**Work item**. Copy out each line featuring the string "Skupno" from the entries beneath.
===== Listed entries
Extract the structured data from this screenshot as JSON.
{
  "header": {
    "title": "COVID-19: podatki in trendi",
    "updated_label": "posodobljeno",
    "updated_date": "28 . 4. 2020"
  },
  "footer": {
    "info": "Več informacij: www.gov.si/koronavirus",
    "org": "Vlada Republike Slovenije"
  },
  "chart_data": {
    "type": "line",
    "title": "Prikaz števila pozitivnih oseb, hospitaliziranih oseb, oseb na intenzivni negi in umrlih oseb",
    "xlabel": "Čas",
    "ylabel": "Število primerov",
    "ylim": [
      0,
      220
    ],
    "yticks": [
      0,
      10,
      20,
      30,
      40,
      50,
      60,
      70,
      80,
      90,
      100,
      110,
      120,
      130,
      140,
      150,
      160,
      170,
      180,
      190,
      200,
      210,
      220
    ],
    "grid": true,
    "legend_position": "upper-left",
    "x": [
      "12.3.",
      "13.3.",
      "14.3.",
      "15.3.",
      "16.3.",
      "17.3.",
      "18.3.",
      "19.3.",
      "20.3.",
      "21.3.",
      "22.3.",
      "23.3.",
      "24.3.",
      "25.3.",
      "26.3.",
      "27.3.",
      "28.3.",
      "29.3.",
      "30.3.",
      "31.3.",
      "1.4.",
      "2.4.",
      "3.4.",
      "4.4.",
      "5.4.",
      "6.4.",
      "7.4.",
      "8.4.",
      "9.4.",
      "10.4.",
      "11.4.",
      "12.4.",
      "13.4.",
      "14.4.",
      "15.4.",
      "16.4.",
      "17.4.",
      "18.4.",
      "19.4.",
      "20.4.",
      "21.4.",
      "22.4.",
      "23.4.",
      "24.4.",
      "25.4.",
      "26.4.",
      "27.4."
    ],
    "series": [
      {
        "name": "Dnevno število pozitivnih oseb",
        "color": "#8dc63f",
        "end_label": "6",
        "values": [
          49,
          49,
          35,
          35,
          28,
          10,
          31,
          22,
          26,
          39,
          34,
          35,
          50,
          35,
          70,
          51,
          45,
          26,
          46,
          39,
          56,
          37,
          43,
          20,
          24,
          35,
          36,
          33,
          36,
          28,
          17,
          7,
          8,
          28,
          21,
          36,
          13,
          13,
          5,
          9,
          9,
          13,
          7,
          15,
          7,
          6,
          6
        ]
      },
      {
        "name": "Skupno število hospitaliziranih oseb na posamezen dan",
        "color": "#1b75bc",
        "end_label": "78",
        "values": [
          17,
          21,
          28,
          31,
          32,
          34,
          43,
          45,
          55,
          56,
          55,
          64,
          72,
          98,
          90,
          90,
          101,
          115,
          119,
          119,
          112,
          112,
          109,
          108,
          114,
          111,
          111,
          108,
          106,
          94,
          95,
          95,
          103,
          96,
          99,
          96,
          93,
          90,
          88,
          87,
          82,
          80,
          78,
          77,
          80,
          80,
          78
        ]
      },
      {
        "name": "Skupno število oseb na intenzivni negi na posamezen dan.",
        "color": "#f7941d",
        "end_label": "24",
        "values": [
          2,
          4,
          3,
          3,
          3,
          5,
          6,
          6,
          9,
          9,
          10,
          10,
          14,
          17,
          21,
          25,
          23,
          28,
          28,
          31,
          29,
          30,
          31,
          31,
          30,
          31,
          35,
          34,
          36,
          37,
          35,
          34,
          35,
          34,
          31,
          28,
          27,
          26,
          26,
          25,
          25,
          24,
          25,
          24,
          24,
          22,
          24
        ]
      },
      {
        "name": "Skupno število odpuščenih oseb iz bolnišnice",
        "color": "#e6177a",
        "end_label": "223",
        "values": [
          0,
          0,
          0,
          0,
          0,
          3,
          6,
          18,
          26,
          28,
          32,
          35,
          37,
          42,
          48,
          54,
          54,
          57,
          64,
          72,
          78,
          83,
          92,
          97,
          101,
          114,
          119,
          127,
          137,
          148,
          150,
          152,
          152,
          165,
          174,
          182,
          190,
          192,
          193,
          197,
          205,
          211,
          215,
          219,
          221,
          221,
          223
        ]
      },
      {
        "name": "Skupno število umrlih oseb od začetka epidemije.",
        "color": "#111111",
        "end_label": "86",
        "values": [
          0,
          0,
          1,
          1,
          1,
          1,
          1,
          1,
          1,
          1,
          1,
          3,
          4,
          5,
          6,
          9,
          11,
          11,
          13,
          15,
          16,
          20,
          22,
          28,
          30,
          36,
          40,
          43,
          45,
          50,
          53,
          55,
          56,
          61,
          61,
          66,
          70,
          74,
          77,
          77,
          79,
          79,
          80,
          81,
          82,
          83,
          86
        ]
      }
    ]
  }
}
==========
**Exercise answer**.
        "name": "Skupno število hospitaliziranih oseb na posamezen dan",
        "name": "Skupno število oseb na intenzivni negi na posamezen dan.",
        "name": "Skupno število odpuščenih oseb iz bolnišnice",
        "name": "Skupno število umrlih oseb od začetka epidemije.",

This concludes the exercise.